Content starts

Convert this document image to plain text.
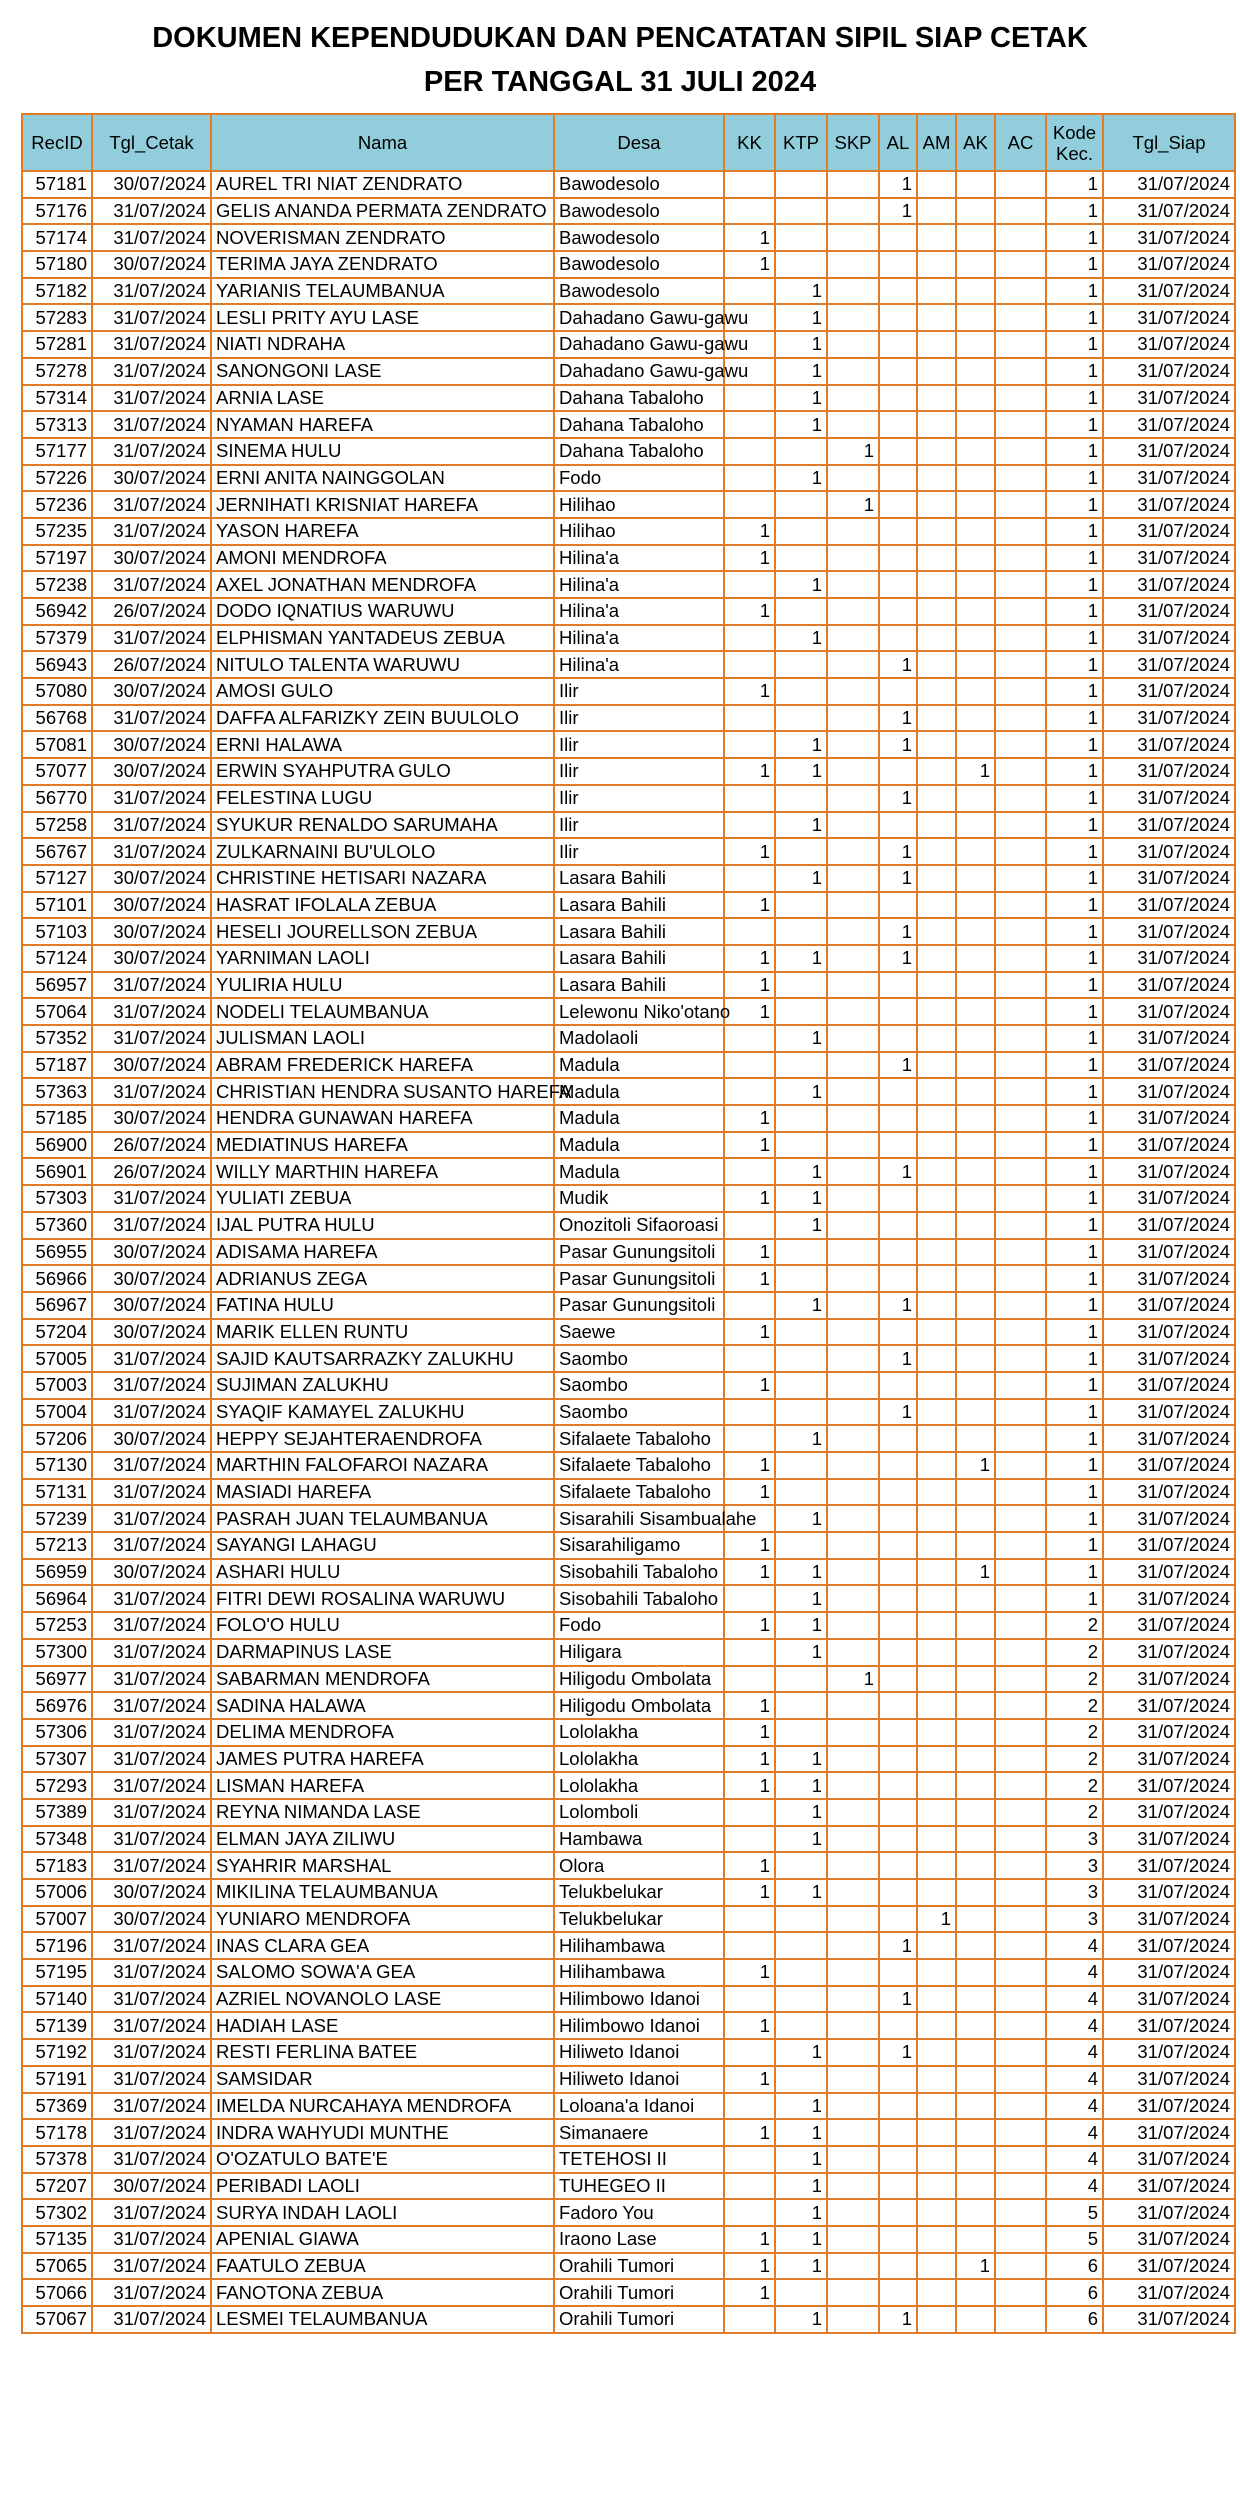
DOKUMEN KEPENDUDUKAN DAN PENCATATAN SIPIL SIAP CETAK
PER TANGGAL 31 JULI 2024
RecID	Tgl_Cetak	Nama	Desa	KK	KTP	SKP	AL	AM	AK	AC	Kode Kec.	Tgl_Siap
57181	30/07/2024	AUREL TRI NIAT ZENDRATO	Bawodesolo				1				1	31/07/2024
57176	31/07/2024	GELIS ANANDA PERMATA ZENDRATO	Bawodesolo				1				1	31/07/2024
57174	31/07/2024	NOVERISMAN ZENDRATO	Bawodesolo	1							1	31/07/2024
57180	30/07/2024	TERIMA JAYA ZENDRATO	Bawodesolo	1							1	31/07/2024
57182	31/07/2024	YARIANIS TELAUMBANUA	Bawodesolo		1						1	31/07/2024
57283	31/07/2024	LESLI PRITY AYU LASE	Dahadano Gawu-gawu		1						1	31/07/2024
57281	31/07/2024	NIATI NDRAHA	Dahadano Gawu-gawu		1						1	31/07/2024
57278	31/07/2024	SANONGONI LASE	Dahadano Gawu-gawu		1						1	31/07/2024
57314	31/07/2024	ARNIA LASE	Dahana Tabaloho		1						1	31/07/2024
57313	31/07/2024	NYAMAN HAREFA	Dahana Tabaloho		1						1	31/07/2024
57177	31/07/2024	SINEMA HULU	Dahana Tabaloho			1					1	31/07/2024
57226	30/07/2024	ERNI ANITA NAINGGOLAN	Fodo		1						1	31/07/2024
57236	31/07/2024	JERNIHATI KRISNIAT HAREFA	Hilihao			1					1	31/07/2024
57235	31/07/2024	YASON HAREFA	Hilihao	1							1	31/07/2024
57197	30/07/2024	AMONI MENDROFA	Hilina'a	1							1	31/07/2024
57238	31/07/2024	AXEL JONATHAN MENDROFA	Hilina'a		1						1	31/07/2024
56942	26/07/2024	DODO IQNATIUS WARUWU	Hilina'a	1							1	31/07/2024
57379	31/07/2024	ELPHISMAN YANTADEUS ZEBUA	Hilina'a		1						1	31/07/2024
56943	26/07/2024	NITULO TALENTA WARUWU	Hilina'a				1				1	31/07/2024
57080	30/07/2024	AMOSI GULO	Ilir	1							1	31/07/2024
56768	31/07/2024	DAFFA ALFARIZKY ZEIN BUULOLO	Ilir				1				1	31/07/2024
57081	30/07/2024	ERNI HALAWA	Ilir		1		1				1	31/07/2024
57077	30/07/2024	ERWIN SYAHPUTRA GULO	Ilir	1	1				1		1	31/07/2024
56770	31/07/2024	FELESTINA LUGU	Ilir				1				1	31/07/2024
57258	31/07/2024	SYUKUR RENALDO SARUMAHA	Ilir		1						1	31/07/2024
56767	31/07/2024	ZULKARNAINI BU'ULOLO	Ilir	1			1				1	31/07/2024
57127	30/07/2024	CHRISTINE HETISARI NAZARA	Lasara Bahili		1		1				1	31/07/2024
57101	30/07/2024	HASRAT IFOLALA ZEBUA	Lasara Bahili	1							1	31/07/2024
57103	30/07/2024	HESELI JOURELLSON ZEBUA	Lasara Bahili				1				1	31/07/2024
57124	30/07/2024	YARNIMAN LAOLI	Lasara Bahili	1	1		1				1	31/07/2024
56957	31/07/2024	YULIRIA HULU	Lasara Bahili	1							1	31/07/2024
57064	31/07/2024	NODELI TELAUMBANUA	Lelewonu Niko'otano	1							1	31/07/2024
57352	31/07/2024	JULISMAN LAOLI	Madolaoli		1						1	31/07/2024
57187	30/07/2024	ABRAM FREDERICK HAREFA	Madula				1				1	31/07/2024
57363	31/07/2024	CHRISTIAN HENDRA SUSANTO HAREFA	Madula		1						1	31/07/2024
57185	30/07/2024	HENDRA GUNAWAN HAREFA	Madula	1							1	31/07/2024
56900	26/07/2024	MEDIATINUS HAREFA	Madula	1							1	31/07/2024
56901	26/07/2024	WILLY MARTHIN HAREFA	Madula		1		1				1	31/07/2024
57303	31/07/2024	YULIATI ZEBUA	Mudik	1	1						1	31/07/2024
57360	31/07/2024	IJAL PUTRA HULU	Onozitoli Sifaoroasi		1						1	31/07/2024
56955	30/07/2024	ADISAMA HAREFA	Pasar Gunungsitoli	1							1	31/07/2024
56966	30/07/2024	ADRIANUS ZEGA	Pasar Gunungsitoli	1							1	31/07/2024
56967	30/07/2024	FATINA HULU	Pasar Gunungsitoli		1		1				1	31/07/2024
57204	30/07/2024	MARIK ELLEN RUNTU	Saewe	1							1	31/07/2024
57005	31/07/2024	SAJID KAUTSARRAZKY ZALUKHU	Saombo				1				1	31/07/2024
57003	31/07/2024	SUJIMAN ZALUKHU	Saombo	1							1	31/07/2024
57004	31/07/2024	SYAQIF KAMAYEL ZALUKHU	Saombo				1				1	31/07/2024
57206	30/07/2024	HEPPY SEJAHTERAENDROFA	Sifalaete Tabaloho		1						1	31/07/2024
57130	31/07/2024	MARTHIN FALOFAROI NAZARA	Sifalaete Tabaloho	1					1		1	31/07/2024
57131	31/07/2024	MASIADI HAREFA	Sifalaete Tabaloho	1							1	31/07/2024
57239	31/07/2024	PASRAH JUAN TELAUMBANUA	Sisarahili Sisambualahe		1						1	31/07/2024
57213	31/07/2024	SAYANGI LAHAGU	Sisarahiligamo	1							1	31/07/2024
56959	30/07/2024	ASHARI HULU	Sisobahili Tabaloho	1	1				1		1	31/07/2024
56964	31/07/2024	FITRI DEWI ROSALINA WARUWU	Sisobahili Tabaloho		1						1	31/07/2024
57253	31/07/2024	FOLO'O HULU	Fodo	1	1						2	31/07/2024
57300	31/07/2024	DARMAPINUS LASE	Hiligara		1						2	31/07/2024
56977	31/07/2024	SABARMAN MENDROFA	Hiligodu Ombolata			1					2	31/07/2024
56976	31/07/2024	SADINA HALAWA	Hiligodu Ombolata	1							2	31/07/2024
57306	31/07/2024	DELIMA MENDROFA	Lololakha	1							2	31/07/2024
57307	31/07/2024	JAMES PUTRA HAREFA	Lololakha	1	1						2	31/07/2024
57293	31/07/2024	LISMAN HAREFA	Lololakha	1	1						2	31/07/2024
57389	31/07/2024	REYNA NIMANDA LASE	Lolomboli		1						2	31/07/2024
57348	31/07/2024	ELMAN JAYA ZILIWU	Hambawa		1						3	31/07/2024
57183	31/07/2024	SYAHRIR MARSHAL	Olora	1							3	31/07/2024
57006	30/07/2024	MIKILINA TELAUMBANUA	Telukbelukar	1	1						3	31/07/2024
57007	30/07/2024	YUNIARO MENDROFA	Telukbelukar					1			3	31/07/2024
57196	31/07/2024	INAS CLARA GEA	Hilihambawa				1				4	31/07/2024
57195	31/07/2024	SALOMO SOWA'A GEA	Hilihambawa	1							4	31/07/2024
57140	31/07/2024	AZRIEL NOVANOLO LASE	Hilimbowo Idanoi				1				4	31/07/2024
57139	31/07/2024	HADIAH LASE	Hilimbowo Idanoi	1							4	31/07/2024
57192	31/07/2024	RESTI FERLINA BATEE	Hiliweto Idanoi		1		1				4	31/07/2024
57191	31/07/2024	SAMSIDAR	Hiliweto Idanoi	1							4	31/07/2024
57369	31/07/2024	IMELDA NURCAHAYA MENDROFA	Loloana'a Idanoi		1						4	31/07/2024
57178	31/07/2024	INDRA WAHYUDI MUNTHE	Simanaere	1	1						4	31/07/2024
57378	31/07/2024	O'OZATULO BATE'E	TETEHOSI II		1						4	31/07/2024
57207	30/07/2024	PERIBADI LAOLI	TUHEGEO II		1						4	31/07/2024
57302	31/07/2024	SURYA INDAH LAOLI	Fadoro You		1						5	31/07/2024
57135	31/07/2024	APENIAL GIAWA	Iraono Lase	1	1						5	31/07/2024
57065	31/07/2024	FAATULO ZEBUA	Orahili Tumori	1	1				1		6	31/07/2024
57066	31/07/2024	FANOTONA ZEBUA	Orahili Tumori	1							6	31/07/2024
57067	31/07/2024	LESMEI TELAUMBANUA	Orahili Tumori		1		1				6	31/07/2024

Content ends

*WHAT THE TASK ASKS*. Read the listing. Copy each line that has the word "Hilimbowo" in it.

*YOUR RESPONSE*.
57140	31/07/2024	AZRIEL NOVANOLO LASE	Hilimbowo Idanoi				1				4	31/07/2024
57139	31/07/2024	HADIAH LASE	Hilimbowo Idanoi	1							4	31/07/2024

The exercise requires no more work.